* _REQUIREMENTS_
Print, exactly and completely, every entry in the data.

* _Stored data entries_
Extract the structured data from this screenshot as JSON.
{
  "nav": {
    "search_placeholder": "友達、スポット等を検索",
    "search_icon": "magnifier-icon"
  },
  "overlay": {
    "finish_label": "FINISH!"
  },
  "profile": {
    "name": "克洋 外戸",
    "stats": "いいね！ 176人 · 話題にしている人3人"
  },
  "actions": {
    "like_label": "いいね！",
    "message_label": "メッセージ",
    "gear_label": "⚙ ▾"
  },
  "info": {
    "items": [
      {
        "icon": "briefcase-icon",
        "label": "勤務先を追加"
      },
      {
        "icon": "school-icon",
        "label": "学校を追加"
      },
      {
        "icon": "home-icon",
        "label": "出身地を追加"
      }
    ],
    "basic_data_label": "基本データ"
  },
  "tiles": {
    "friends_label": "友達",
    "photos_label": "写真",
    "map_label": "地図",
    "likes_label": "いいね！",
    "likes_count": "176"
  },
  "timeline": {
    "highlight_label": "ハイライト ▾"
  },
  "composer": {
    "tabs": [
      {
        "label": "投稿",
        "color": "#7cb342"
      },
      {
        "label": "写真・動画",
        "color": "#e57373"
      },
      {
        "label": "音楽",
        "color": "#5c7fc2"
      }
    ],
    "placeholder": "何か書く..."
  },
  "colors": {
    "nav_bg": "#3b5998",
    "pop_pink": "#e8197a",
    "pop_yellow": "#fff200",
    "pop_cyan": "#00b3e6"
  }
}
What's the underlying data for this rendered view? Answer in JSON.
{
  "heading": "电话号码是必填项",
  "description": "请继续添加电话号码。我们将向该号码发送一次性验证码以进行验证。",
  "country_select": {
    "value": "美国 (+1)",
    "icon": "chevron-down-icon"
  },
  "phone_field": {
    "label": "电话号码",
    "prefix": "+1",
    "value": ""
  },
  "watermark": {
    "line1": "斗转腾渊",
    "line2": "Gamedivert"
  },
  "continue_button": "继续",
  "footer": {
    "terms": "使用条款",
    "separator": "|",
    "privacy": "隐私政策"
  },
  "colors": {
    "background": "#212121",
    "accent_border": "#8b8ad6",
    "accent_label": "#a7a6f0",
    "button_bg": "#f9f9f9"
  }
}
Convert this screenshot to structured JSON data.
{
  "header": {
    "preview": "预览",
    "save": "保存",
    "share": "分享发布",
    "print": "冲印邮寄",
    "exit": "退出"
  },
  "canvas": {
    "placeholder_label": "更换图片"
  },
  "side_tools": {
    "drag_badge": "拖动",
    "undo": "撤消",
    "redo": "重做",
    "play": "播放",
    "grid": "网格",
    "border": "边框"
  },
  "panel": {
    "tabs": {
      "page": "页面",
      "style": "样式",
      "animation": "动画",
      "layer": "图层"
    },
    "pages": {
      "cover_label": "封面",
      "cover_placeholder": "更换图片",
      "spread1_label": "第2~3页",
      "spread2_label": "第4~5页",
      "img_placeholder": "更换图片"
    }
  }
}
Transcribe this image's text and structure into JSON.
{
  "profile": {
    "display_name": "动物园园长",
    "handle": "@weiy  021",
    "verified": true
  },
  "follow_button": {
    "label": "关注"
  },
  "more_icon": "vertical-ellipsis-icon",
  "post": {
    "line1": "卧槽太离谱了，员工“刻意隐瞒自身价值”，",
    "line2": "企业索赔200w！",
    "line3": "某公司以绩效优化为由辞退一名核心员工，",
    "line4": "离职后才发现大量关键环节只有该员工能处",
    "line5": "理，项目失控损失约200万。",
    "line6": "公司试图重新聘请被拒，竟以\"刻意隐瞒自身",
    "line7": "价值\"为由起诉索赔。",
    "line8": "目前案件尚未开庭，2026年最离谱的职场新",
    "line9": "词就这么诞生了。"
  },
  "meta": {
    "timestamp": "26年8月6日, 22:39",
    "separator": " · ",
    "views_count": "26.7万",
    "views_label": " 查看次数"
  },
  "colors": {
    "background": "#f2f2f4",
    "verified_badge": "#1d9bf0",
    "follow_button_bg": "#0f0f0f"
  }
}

* _TASK OUTPUT_
Extract the structured data from this screenshot as JSON.
{
  "nav": {
    "search_placeholder": "友達、スポット等を検索",
    "search_icon": "magnifier-icon"
  },
  "overlay": {
    "finish_label": "FINISH!"
  },
  "profile": {
    "name": "克洋 外戸",
    "stats": "いいね！ 176人 · 話題にしている人3人"
  },
  "actions": {
    "like_label": "いいね！",
    "message_label": "メッセージ",
    "gear_label": "⚙ ▾"
  },
  "info": {
    "items": [
      {
        "icon": "briefcase-icon",
        "label": "勤務先を追加"
      },
      {
        "icon": "school-icon",
        "label": "学校を追加"
      },
      {
        "icon": "home-icon",
        "label": "出身地を追加"
      }
    ],
    "basic_data_label": "基本データ"
  },
  "tiles": {
    "friends_label": "友達",
    "photos_label": "写真",
    "map_label": "地図",
    "likes_label": "いいね！",
    "likes_count": "176"
  },
  "timeline": {
    "highlight_label": "ハイライト ▾"
  },
  "composer": {
    "tabs": [
      {
        "label": "投稿",
        "color": "#7cb342"
      },
      {
        "label": "写真・動画",
        "color": "#e57373"
      },
      {
        "label": "音楽",
        "color": "#5c7fc2"
      }
    ],
    "placeholder": "何か書く..."
  },
  "colors": {
    "nav_bg": "#3b5998",
    "pop_pink": "#e8197a",
    "pop_yellow": "#fff200",
    "pop_cyan": "#00b3e6"
  }
}
What's the underlying data for this rendered view? Answer in JSON.
{
  "heading": "电话号码是必填项",
  "description": "请继续添加电话号码。我们将向该号码发送一次性验证码以进行验证。",
  "country_select": {
    "value": "美国 (+1)",
    "icon": "chevron-down-icon"
  },
  "phone_field": {
    "label": "电话号码",
    "prefix": "+1",
    "value": ""
  },
  "watermark": {
    "line1": "斗转腾渊",
    "line2": "Gamedivert"
  },
  "continue_button": "继续",
  "footer": {
    "terms": "使用条款",
    "separator": "|",
    "privacy": "隐私政策"
  },
  "colors": {
    "background": "#212121",
    "accent_border": "#8b8ad6",
    "accent_label": "#a7a6f0",
    "button_bg": "#f9f9f9"
  }
}
Convert this screenshot to structured JSON data.
{
  "header": {
    "preview": "预览",
    "save": "保存",
    "share": "分享发布",
    "print": "冲印邮寄",
    "exit": "退出"
  },
  "canvas": {
    "placeholder_label": "更换图片"
  },
  "side_tools": {
    "drag_badge": "拖动",
    "undo": "撤消",
    "redo": "重做",
    "play": "播放",
    "grid": "网格",
    "border": "边框"
  },
  "panel": {
    "tabs": {
      "page": "页面",
      "style": "样式",
      "animation": "动画",
      "layer": "图层"
    },
    "pages": {
      "cover_label": "封面",
      "cover_placeholder": "更换图片",
      "spread1_label": "第2~3页",
      "spread2_label": "第4~5页",
      "img_placeholder": "更换图片"
    }
  }
}
Transcribe this image's text and structure into JSON.
{
  "profile": {
    "display_name": "动物园园长",
    "handle": "@weiy  021",
    "verified": true
  },
  "follow_button": {
    "label": "关注"
  },
  "more_icon": "vertical-ellipsis-icon",
  "post": {
    "line1": "卧槽太离谱了，员工“刻意隐瞒自身价值”，",
    "line2": "企业索赔200w！",
    "line3": "某公司以绩效优化为由辞退一名核心员工，",
    "line4": "离职后才发现大量关键环节只有该员工能处",
    "line5": "理，项目失控损失约200万。",
    "line6": "公司试图重新聘请被拒，竟以\"刻意隐瞒自身",
    "line7": "价值\"为由起诉索赔。",
    "line8": "目前案件尚未开庭，2026年最离谱的职场新",
    "line9": "词就这么诞生了。"
  },
  "meta": {
    "timestamp": "26年8月6日, 22:39",
    "separator": " · ",
    "views_count": "26.7万",
    "views_label": " 查看次数"
  },
  "colors": {
    "background": "#f2f2f4",
    "verified_badge": "#1d9bf0",
    "follow_button_bg": "#0f0f0f"
  }
}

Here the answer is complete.